» Directive
Give the number of lines in the entries that contain "every". State only the count.
:: Data in this exercise
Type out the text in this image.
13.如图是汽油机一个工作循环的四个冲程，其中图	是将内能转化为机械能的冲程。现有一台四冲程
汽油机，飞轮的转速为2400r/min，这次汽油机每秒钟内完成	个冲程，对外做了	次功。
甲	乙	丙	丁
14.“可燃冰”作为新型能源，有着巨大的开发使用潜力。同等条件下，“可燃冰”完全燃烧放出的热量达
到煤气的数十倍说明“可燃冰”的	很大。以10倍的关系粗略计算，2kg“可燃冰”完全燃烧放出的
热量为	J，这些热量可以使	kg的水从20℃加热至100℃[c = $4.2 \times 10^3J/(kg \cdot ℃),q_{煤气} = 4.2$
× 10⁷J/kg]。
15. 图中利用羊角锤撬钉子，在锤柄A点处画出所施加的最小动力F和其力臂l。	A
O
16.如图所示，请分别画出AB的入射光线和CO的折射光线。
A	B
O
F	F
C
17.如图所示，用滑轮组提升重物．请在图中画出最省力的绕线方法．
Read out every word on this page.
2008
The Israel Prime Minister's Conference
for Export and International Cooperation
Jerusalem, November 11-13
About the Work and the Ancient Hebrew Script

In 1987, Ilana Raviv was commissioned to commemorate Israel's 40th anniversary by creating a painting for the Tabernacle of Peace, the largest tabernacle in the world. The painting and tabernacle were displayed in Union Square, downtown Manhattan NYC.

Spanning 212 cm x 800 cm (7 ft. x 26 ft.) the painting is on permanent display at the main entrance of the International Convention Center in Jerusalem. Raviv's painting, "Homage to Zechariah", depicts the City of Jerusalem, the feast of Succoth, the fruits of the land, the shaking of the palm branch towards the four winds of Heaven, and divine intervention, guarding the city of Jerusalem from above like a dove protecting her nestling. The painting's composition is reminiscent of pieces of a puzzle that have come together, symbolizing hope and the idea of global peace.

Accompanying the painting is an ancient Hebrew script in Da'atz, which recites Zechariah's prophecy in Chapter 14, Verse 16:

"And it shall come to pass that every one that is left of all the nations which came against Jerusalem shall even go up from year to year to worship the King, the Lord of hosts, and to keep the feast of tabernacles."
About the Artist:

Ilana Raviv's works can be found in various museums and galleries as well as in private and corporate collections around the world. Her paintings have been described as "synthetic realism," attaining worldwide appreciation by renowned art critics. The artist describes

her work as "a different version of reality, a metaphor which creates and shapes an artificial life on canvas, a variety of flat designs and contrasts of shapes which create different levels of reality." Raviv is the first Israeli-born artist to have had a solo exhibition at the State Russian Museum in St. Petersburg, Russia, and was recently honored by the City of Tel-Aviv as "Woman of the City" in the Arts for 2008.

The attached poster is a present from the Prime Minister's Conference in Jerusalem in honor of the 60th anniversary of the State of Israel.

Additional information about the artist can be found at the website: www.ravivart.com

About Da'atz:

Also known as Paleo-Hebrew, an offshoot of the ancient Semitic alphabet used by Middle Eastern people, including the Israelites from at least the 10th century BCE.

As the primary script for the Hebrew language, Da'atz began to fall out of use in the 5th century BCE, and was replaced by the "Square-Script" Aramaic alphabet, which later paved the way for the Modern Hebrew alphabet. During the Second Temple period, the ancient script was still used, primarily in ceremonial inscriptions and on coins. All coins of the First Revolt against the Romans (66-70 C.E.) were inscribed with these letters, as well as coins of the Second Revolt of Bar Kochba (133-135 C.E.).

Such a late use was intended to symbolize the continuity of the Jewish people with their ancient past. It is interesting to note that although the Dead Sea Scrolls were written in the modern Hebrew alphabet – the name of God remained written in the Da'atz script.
::::
» Solution to the exercise
2